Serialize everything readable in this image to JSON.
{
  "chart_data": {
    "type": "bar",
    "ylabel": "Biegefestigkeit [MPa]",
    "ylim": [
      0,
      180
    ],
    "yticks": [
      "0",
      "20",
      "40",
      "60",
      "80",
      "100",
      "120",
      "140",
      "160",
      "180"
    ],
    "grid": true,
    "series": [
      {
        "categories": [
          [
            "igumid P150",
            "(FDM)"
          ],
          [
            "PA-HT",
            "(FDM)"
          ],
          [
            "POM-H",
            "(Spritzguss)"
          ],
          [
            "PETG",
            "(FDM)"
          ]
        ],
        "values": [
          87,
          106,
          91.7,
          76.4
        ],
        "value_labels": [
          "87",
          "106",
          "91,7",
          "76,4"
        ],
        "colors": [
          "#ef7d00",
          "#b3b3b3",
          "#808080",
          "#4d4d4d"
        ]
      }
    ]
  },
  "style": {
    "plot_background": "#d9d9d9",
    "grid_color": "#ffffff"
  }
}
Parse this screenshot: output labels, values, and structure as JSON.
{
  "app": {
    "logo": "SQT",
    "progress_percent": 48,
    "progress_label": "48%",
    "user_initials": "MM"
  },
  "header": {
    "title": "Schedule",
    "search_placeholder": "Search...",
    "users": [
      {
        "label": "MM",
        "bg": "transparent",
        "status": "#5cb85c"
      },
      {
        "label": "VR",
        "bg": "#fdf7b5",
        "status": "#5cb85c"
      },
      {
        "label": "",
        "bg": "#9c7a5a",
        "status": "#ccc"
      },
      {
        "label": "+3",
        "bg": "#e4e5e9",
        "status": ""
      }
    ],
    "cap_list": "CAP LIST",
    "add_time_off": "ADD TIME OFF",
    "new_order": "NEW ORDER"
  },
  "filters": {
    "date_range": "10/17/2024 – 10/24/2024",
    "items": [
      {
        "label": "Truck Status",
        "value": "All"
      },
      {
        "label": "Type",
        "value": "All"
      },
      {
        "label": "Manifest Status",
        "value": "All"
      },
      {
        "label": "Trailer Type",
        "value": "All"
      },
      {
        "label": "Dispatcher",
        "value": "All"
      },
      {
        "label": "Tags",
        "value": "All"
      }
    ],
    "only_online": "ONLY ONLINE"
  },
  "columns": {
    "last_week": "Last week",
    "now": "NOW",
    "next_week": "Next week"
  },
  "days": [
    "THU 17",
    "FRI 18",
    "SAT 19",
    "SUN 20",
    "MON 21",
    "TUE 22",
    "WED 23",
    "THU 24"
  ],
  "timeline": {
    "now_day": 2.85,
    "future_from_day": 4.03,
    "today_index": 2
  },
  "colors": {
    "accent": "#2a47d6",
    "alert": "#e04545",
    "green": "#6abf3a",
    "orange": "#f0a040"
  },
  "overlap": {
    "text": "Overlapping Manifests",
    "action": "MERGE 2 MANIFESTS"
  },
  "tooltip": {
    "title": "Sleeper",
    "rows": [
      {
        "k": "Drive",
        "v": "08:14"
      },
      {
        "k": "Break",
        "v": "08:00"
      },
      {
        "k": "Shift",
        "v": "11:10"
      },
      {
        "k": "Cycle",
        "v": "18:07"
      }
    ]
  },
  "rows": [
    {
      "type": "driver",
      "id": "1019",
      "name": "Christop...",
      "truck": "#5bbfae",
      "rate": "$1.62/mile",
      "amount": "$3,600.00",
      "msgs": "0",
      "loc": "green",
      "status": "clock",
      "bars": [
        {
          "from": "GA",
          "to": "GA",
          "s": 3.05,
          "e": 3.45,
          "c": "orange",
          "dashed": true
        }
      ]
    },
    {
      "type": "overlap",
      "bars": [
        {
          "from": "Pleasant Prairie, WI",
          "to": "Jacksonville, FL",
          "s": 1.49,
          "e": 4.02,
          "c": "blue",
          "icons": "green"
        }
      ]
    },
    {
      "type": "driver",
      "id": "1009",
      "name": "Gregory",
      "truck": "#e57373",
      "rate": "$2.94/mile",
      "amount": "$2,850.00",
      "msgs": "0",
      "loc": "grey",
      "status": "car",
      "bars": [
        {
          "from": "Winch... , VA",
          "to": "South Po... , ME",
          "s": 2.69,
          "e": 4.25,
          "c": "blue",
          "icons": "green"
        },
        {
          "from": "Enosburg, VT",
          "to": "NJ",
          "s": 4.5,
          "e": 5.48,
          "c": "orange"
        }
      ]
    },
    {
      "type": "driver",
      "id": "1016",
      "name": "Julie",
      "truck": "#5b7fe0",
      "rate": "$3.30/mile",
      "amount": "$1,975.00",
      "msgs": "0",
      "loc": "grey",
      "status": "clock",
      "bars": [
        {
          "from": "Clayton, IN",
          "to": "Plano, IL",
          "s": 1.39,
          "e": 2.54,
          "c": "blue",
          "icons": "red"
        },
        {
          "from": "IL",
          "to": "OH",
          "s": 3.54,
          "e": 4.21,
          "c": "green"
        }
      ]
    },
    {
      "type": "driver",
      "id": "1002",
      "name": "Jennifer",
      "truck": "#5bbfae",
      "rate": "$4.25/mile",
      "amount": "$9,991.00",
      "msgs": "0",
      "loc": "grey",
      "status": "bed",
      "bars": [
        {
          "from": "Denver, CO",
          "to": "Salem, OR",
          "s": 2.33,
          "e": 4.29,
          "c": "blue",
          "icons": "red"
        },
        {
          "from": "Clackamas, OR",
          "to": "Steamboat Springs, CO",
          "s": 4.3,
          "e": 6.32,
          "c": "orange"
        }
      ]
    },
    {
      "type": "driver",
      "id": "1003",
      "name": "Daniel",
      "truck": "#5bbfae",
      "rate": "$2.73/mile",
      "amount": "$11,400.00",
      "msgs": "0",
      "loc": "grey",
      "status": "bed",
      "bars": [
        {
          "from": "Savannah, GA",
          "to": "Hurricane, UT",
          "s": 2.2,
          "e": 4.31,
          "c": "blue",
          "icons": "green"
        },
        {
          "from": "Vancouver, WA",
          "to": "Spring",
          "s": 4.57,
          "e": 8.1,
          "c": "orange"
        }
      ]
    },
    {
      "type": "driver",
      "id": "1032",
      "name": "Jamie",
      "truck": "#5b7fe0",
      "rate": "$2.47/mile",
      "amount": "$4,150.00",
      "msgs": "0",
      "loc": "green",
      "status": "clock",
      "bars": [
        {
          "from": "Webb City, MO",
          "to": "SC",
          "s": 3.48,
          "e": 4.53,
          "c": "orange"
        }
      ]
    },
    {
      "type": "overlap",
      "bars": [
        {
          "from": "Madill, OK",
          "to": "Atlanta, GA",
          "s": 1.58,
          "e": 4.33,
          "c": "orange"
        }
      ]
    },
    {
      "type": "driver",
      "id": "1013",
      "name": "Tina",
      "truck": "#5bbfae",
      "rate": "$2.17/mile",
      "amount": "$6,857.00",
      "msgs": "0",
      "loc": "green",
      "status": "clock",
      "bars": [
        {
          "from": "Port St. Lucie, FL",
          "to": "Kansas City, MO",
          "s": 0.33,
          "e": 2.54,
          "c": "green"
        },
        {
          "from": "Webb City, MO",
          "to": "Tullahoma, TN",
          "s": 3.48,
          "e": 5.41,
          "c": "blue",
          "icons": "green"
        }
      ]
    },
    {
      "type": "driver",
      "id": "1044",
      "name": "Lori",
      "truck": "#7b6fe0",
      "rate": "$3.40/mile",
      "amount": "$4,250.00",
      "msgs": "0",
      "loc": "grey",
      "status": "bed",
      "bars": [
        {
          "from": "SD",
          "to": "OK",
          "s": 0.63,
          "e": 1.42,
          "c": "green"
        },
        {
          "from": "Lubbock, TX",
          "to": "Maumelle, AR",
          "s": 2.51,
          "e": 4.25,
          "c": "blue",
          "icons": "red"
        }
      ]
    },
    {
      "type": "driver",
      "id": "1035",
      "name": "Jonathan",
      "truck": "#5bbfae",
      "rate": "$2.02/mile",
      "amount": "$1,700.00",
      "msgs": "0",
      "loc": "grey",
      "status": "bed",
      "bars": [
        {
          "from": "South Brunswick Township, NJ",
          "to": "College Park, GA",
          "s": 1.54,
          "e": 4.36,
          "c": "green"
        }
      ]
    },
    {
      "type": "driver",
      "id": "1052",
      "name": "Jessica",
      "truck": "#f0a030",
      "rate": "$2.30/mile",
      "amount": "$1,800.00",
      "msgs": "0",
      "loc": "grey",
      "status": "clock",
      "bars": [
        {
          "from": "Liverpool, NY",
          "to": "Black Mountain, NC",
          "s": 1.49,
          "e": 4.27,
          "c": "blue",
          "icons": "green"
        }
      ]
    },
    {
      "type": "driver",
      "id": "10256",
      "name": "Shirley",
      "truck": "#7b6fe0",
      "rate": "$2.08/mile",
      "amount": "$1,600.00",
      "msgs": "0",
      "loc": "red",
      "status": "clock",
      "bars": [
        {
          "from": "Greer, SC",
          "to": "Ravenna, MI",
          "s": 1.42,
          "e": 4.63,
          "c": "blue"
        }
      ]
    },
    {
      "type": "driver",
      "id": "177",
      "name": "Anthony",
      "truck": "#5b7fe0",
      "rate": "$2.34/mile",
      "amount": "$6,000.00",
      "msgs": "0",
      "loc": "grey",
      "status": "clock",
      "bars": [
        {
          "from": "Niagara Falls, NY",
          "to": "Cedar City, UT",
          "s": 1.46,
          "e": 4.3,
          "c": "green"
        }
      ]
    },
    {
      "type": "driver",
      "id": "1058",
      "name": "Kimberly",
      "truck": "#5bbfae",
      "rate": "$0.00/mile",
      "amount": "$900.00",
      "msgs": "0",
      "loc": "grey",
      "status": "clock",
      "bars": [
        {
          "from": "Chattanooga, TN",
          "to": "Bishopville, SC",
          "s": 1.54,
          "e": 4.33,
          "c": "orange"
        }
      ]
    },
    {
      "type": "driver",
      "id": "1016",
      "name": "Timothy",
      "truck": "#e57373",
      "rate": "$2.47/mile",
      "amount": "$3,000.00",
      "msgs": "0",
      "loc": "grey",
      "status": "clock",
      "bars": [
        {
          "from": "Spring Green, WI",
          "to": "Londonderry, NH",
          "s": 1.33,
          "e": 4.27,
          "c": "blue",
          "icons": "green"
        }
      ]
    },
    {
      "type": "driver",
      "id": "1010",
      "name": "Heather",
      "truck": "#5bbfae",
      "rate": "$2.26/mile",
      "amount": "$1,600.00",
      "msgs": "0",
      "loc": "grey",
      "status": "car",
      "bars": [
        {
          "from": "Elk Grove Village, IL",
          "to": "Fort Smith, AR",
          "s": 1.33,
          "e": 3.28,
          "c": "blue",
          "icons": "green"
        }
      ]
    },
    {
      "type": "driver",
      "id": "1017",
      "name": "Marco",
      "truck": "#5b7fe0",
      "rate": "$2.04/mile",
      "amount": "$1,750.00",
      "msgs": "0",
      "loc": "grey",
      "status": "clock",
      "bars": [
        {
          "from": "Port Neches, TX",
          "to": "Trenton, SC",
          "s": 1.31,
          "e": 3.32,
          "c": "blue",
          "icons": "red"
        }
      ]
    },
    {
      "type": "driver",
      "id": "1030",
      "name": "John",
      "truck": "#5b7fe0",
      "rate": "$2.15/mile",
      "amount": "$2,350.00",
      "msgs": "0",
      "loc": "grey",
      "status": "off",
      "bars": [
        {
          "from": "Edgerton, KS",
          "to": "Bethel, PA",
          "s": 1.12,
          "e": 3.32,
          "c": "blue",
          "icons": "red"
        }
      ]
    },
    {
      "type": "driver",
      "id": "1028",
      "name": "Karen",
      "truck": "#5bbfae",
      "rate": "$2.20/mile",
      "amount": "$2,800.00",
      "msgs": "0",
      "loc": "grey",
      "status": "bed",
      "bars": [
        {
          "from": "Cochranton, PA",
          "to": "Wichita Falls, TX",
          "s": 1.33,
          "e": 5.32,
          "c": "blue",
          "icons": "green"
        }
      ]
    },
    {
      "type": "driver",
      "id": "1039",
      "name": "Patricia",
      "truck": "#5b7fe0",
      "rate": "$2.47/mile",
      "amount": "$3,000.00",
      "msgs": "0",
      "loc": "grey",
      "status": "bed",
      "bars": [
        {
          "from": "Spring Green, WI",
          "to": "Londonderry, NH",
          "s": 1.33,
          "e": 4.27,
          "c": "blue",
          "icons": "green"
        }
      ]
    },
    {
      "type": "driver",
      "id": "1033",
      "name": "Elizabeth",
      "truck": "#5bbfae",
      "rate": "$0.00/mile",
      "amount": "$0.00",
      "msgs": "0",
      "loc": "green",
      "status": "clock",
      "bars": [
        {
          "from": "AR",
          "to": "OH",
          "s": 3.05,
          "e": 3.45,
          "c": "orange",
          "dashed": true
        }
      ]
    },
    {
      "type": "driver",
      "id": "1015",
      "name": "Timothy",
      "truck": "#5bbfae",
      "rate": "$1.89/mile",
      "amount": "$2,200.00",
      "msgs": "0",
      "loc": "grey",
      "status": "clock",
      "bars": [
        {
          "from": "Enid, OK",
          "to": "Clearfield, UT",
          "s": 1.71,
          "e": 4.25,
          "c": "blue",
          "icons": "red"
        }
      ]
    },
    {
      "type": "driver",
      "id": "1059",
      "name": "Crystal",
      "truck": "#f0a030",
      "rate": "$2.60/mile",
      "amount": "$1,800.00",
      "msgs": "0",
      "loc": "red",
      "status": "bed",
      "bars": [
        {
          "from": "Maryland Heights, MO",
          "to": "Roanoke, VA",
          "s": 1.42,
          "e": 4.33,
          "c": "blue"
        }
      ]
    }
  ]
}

--

_Work to complete_.
Gather each line of the listing containing the word "City" and show it.

_The response_.
          "from": "Webb City, MO",
          "to": "Kansas City, MO",
          "from": "Webb City, MO",
          "to": "Cedar City, UT",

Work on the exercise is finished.